(Collected data)
--------------------------------------------------

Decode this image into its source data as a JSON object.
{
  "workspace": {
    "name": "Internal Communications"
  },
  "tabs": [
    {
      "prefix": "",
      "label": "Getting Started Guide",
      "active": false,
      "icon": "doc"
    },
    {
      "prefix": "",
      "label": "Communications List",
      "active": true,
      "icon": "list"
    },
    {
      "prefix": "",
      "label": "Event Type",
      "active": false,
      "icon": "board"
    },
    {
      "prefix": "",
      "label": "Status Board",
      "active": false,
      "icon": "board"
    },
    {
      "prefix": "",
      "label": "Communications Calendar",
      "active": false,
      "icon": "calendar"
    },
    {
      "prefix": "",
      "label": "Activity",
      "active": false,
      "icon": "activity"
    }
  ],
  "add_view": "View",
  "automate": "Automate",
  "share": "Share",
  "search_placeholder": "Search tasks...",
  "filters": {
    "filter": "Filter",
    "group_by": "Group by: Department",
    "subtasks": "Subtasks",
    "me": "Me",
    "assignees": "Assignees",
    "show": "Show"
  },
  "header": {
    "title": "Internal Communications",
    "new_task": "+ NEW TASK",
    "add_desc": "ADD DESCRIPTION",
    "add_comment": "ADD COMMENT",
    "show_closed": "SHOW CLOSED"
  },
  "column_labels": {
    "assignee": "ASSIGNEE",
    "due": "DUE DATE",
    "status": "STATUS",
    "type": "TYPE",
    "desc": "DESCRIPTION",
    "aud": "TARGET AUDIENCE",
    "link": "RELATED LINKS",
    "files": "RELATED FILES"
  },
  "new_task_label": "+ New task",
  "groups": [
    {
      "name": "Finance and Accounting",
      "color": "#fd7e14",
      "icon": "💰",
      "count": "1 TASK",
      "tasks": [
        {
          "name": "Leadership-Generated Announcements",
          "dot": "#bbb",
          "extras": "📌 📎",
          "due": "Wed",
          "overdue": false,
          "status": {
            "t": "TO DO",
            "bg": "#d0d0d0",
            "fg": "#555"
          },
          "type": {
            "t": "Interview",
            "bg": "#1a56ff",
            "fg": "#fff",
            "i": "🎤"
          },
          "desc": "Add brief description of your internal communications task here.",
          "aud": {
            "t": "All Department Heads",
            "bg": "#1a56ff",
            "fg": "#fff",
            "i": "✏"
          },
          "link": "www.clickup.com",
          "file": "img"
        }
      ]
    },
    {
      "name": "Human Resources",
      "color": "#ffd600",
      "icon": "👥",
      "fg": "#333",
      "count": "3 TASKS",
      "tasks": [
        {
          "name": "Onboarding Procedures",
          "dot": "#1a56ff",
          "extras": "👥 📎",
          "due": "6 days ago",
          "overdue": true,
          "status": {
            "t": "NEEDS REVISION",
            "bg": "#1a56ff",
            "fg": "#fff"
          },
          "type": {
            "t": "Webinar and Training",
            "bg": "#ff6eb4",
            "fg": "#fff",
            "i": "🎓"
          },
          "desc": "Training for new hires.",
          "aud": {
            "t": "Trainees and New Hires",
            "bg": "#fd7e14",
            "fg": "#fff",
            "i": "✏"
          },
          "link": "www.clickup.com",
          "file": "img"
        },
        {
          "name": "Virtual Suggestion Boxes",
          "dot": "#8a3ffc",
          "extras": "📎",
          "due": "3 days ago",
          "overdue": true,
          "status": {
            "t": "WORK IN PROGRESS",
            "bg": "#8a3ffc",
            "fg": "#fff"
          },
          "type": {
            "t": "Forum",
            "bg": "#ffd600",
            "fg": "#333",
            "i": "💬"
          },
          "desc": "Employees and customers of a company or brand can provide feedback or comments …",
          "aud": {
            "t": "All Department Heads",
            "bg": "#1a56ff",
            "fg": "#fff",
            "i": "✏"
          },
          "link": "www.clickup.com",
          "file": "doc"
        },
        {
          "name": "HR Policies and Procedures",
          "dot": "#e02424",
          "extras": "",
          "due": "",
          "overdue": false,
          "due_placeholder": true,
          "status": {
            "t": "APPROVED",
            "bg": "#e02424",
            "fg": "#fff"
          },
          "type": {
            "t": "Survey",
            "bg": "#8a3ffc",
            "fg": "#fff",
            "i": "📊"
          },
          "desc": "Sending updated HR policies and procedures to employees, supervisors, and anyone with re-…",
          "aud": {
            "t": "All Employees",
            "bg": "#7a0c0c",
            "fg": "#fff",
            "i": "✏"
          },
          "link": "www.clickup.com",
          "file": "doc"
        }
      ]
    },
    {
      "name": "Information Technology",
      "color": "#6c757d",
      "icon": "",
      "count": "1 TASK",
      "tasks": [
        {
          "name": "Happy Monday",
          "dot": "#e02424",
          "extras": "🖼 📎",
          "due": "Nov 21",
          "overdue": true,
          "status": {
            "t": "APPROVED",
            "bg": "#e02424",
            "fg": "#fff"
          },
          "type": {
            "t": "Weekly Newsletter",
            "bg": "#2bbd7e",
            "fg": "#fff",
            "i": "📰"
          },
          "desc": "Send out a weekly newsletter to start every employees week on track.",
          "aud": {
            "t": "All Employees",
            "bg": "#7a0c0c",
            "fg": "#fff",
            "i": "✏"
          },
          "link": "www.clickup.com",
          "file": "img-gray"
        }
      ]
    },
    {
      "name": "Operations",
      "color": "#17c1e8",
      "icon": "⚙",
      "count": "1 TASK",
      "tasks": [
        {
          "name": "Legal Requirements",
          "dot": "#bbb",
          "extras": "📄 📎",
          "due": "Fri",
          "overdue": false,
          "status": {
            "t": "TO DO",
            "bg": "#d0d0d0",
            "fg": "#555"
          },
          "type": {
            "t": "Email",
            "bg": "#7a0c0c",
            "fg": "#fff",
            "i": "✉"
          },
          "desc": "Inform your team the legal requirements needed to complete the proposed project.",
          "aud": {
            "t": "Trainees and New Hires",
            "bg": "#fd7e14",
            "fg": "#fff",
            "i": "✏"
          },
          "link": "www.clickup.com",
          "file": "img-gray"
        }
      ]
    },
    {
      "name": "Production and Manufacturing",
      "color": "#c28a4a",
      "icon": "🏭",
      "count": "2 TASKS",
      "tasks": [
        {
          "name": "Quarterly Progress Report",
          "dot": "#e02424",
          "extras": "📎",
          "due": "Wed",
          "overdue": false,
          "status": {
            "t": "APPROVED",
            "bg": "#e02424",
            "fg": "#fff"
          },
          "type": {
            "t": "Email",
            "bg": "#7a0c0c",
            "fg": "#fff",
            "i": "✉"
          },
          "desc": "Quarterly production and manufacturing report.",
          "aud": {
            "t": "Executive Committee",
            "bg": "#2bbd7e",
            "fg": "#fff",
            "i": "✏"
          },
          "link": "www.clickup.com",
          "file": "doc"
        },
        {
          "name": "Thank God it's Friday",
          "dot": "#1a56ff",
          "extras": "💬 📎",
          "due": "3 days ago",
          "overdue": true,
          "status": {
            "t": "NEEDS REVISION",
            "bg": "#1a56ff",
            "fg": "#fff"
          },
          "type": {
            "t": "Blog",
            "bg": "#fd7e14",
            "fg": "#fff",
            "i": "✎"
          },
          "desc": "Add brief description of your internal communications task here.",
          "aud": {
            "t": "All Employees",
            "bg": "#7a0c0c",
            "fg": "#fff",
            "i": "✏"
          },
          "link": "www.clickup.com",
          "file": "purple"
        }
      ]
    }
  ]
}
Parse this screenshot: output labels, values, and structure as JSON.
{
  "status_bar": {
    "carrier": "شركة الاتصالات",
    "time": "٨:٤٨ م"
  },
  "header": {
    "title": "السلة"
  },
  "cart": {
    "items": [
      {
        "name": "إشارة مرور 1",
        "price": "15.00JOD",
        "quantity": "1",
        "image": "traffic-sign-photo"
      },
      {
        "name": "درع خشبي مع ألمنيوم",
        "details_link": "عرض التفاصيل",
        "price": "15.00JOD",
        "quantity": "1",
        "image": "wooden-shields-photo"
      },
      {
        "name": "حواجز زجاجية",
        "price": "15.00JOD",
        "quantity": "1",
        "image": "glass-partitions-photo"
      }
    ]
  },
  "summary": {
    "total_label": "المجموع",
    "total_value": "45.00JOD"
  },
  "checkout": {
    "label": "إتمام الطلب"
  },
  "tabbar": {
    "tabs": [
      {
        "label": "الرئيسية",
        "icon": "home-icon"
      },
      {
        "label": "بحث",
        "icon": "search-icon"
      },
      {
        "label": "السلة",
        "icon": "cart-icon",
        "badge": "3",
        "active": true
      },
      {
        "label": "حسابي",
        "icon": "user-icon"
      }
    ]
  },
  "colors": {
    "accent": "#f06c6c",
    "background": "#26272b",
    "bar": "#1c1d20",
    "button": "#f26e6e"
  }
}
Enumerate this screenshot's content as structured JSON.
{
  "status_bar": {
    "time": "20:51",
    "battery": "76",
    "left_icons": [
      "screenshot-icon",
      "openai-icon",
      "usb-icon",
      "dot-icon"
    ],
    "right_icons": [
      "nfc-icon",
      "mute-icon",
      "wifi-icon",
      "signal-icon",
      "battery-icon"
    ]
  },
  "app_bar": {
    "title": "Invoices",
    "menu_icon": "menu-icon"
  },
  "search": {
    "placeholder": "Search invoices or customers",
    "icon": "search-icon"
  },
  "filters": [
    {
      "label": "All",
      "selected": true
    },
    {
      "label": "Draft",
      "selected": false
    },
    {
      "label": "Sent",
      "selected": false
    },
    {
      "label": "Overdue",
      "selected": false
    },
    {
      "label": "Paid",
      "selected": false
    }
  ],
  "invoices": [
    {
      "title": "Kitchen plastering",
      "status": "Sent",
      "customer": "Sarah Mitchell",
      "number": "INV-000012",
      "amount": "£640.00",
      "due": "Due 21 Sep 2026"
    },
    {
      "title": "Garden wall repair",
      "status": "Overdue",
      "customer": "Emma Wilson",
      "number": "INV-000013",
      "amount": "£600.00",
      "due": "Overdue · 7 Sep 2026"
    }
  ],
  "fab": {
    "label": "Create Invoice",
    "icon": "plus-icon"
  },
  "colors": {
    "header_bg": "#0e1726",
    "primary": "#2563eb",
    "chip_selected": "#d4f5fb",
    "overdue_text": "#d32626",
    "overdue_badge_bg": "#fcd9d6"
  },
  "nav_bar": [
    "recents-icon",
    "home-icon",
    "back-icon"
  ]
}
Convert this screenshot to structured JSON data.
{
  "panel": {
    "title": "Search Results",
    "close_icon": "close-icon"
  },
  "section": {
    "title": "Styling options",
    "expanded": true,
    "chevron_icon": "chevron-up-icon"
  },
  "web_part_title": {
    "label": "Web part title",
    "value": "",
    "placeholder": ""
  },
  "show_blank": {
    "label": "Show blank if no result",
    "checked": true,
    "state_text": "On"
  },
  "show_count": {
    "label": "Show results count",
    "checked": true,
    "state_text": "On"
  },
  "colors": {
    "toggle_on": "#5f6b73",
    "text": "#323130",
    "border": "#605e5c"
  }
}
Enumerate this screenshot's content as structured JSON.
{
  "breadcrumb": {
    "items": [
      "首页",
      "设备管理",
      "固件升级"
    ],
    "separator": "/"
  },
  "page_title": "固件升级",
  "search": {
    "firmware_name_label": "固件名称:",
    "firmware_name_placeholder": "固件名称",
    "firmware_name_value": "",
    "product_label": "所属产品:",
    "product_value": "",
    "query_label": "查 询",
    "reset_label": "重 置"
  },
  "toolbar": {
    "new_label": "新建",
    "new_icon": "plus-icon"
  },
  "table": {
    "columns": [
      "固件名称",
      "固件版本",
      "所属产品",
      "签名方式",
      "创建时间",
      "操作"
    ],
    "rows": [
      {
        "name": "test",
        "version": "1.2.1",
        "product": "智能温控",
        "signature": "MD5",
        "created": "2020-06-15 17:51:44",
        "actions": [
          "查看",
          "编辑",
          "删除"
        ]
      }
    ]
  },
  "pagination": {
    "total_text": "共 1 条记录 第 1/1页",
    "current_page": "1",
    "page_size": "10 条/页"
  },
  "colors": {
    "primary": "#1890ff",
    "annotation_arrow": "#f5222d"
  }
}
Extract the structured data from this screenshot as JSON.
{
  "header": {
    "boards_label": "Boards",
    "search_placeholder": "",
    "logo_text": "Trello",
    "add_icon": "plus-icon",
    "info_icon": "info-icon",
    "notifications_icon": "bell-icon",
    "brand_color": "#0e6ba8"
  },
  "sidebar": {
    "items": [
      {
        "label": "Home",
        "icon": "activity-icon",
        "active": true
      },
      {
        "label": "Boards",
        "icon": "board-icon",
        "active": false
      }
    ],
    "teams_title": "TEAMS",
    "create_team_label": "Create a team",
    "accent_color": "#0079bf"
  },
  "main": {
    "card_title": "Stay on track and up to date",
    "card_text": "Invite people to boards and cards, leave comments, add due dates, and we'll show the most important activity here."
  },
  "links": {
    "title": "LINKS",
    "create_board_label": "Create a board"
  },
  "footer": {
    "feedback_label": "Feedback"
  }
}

--------------------------------------------------

* _Work to be completed_:
Reply with nothing but the number of lines that contain the word "this".

* _Correct response_:
6